■ What to produce: Leaving out the pictures, retype all the material exactly.

====

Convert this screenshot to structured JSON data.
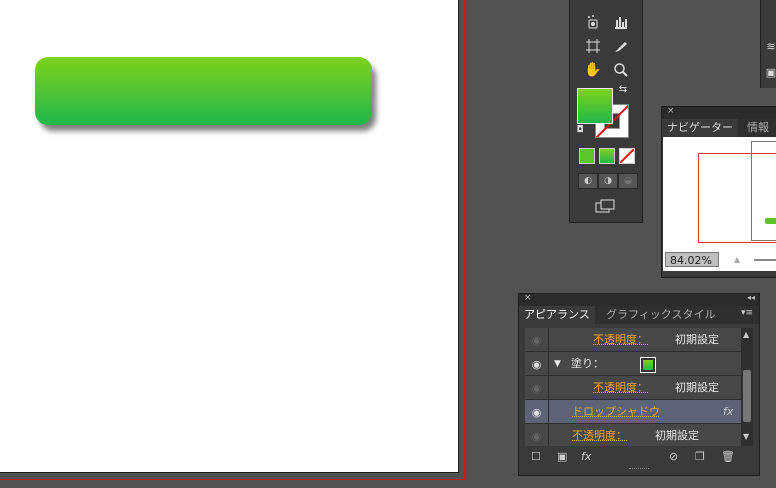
{
  "navigator": {
    "tabs": [
      "ナビゲーター",
      "情報"
    ],
    "zoom": "84.02%",
    "close": "×"
  },
  "appearance": {
    "tabs": [
      "アピアランス",
      "グラフィックスタイル"
    ],
    "close": "×",
    "collapse": "◂◂",
    "menu": "▾≡",
    "rows": [
      {
        "label": "不透明度：",
        "value": "初期設定"
      },
      {
        "label": "塗り："
      },
      {
        "label": "不透明度：",
        "value": "初期設定"
      },
      {
        "label": "ドロップシャドウ",
        "fx": "fx"
      },
      {
        "label": "不透明度：",
        "value": "初期設定"
      }
    ],
    "fx_button": "fx"
  },
  "colors": {
    "fill_top": "#7fd11c",
    "fill_bottom": "#20b84a",
    "selection": "#5c6377",
    "orange_text": "#f5a623",
    "artboard_border": "#c02020"
  }
}
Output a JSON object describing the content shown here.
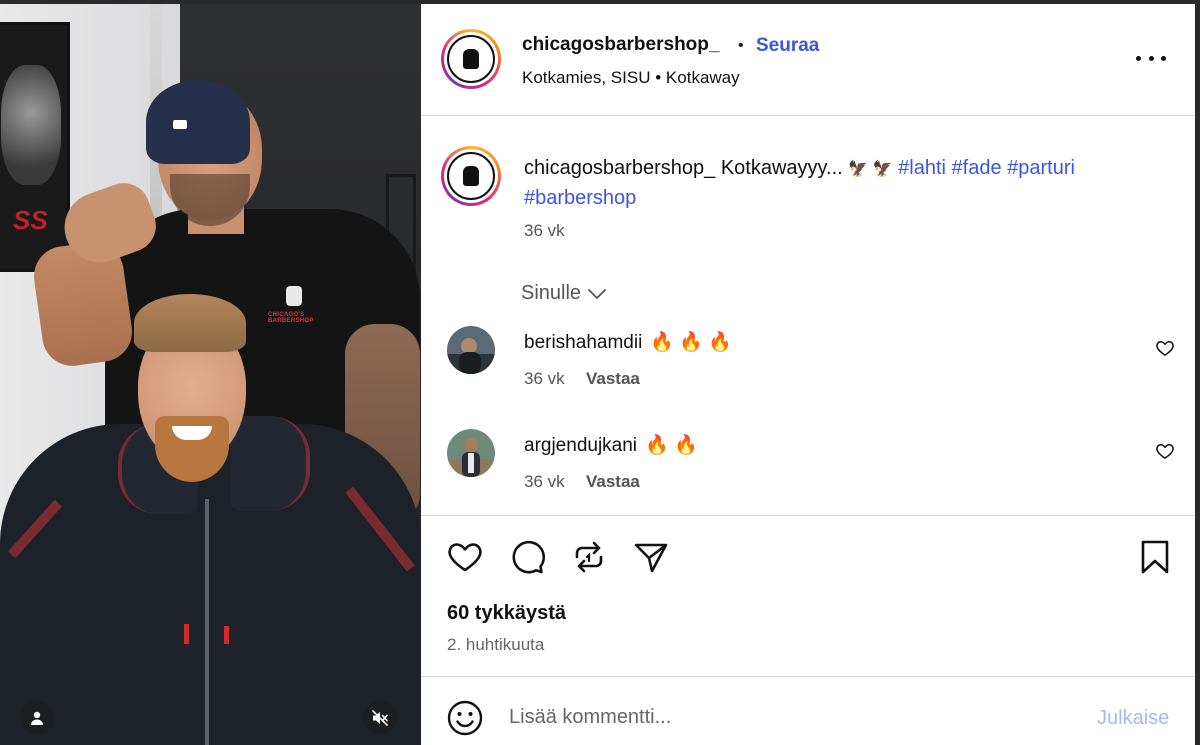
{
  "post": {
    "username": "chicagosbarbershop_",
    "dot": "•",
    "follow_label": "Seuraa",
    "location_primary": "Kotkamies, SISU",
    "location_dot": "•",
    "location_secondary": "Kotkaway",
    "more_icon": "more-horizontal-icon"
  },
  "caption": {
    "username": "chicagosbarbershop_",
    "text": "Kotkawayyy...",
    "emojis": "🦅 🦅",
    "hashtags": [
      "#lahti",
      "#fade",
      "#parturi",
      "#barbershop"
    ],
    "time": "36 vk"
  },
  "filter": {
    "label": "Sinulle",
    "icon": "chevron-down-icon"
  },
  "comments": [
    {
      "username": "berishahamdii",
      "text": "🔥 🔥 🔥",
      "time": "36 vk",
      "reply_label": "Vastaa"
    },
    {
      "username": "argjendujkani",
      "text": "🔥 🔥",
      "time": "36 vk",
      "reply_label": "Vastaa"
    }
  ],
  "actions": {
    "like_icon": "heart-icon",
    "comment_icon": "comment-bubble-icon",
    "repost_icon": "repost-icon",
    "share_icon": "send-icon",
    "save_icon": "bookmark-icon"
  },
  "likes": "60 tykkäystä",
  "date": "2. huhtikuuta",
  "comment_bar": {
    "placeholder": "Lisää kommentti...",
    "post_label": "Julkaise"
  },
  "colors": {
    "link_blue": "#3b55e6",
    "post_disabled": "#a8b8f0"
  }
}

====

■ Answer to the task:
Convert this screenshot to structured JSON data.
{
  "navigator": {
    "tabs": [
      "ナビゲーター",
      "情報"
    ],
    "zoom": "84.02%",
    "close": "×"
  },
  "appearance": {
    "tabs": [
      "アピアランス",
      "グラフィックスタイル"
    ],
    "close": "×",
    "collapse": "◂◂",
    "menu": "▾≡",
    "rows": [
      {
        "label": "不透明度：",
        "value": "初期設定"
      },
      {
        "label": "塗り："
      },
      {
        "label": "不透明度：",
        "value": "初期設定"
      },
      {
        "label": "ドロップシャドウ",
        "fx": "fx"
      },
      {
        "label": "不透明度：",
        "value": "初期設定"
      }
    ],
    "fx_button": "fx"
  },
  "colors": {
    "fill_top": "#7fd11c",
    "fill_bottom": "#20b84a",
    "selection": "#5c6377",
    "orange_text": "#f5a623",
    "artboard_border": "#c02020"
  }
}
Output a JSON object describing the content shown here.
{
  "post": {
    "username": "chicagosbarbershop_",
    "dot": "•",
    "follow_label": "Seuraa",
    "location_primary": "Kotkamies, SISU",
    "location_dot": "•",
    "location_secondary": "Kotkaway",
    "more_icon": "more-horizontal-icon"
  },
  "caption": {
    "username": "chicagosbarbershop_",
    "text": "Kotkawayyy...",
    "emojis": "🦅 🦅",
    "hashtags": [
      "#lahti",
      "#fade",
      "#parturi",
      "#barbershop"
    ],
    "time": "36 vk"
  },
  "filter": {
    "label": "Sinulle",
    "icon": "chevron-down-icon"
  },
  "comments": [
    {
      "username": "berishahamdii",
      "text": "🔥 🔥 🔥",
      "time": "36 vk",
      "reply_label": "Vastaa"
    },
    {
      "username": "argjendujkani",
      "text": "🔥 🔥",
      "time": "36 vk",
      "reply_label": "Vastaa"
    }
  ],
  "actions": {
    "like_icon": "heart-icon",
    "comment_icon": "comment-bubble-icon",
    "repost_icon": "repost-icon",
    "share_icon": "send-icon",
    "save_icon": "bookmark-icon"
  },
  "likes": "60 tykkäystä",
  "date": "2. huhtikuuta",
  "comment_bar": {
    "placeholder": "Lisää kommentti...",
    "post_label": "Julkaise"
  },
  "colors": {
    "link_blue": "#3b55e6",
    "post_disabled": "#a8b8f0"
  }
}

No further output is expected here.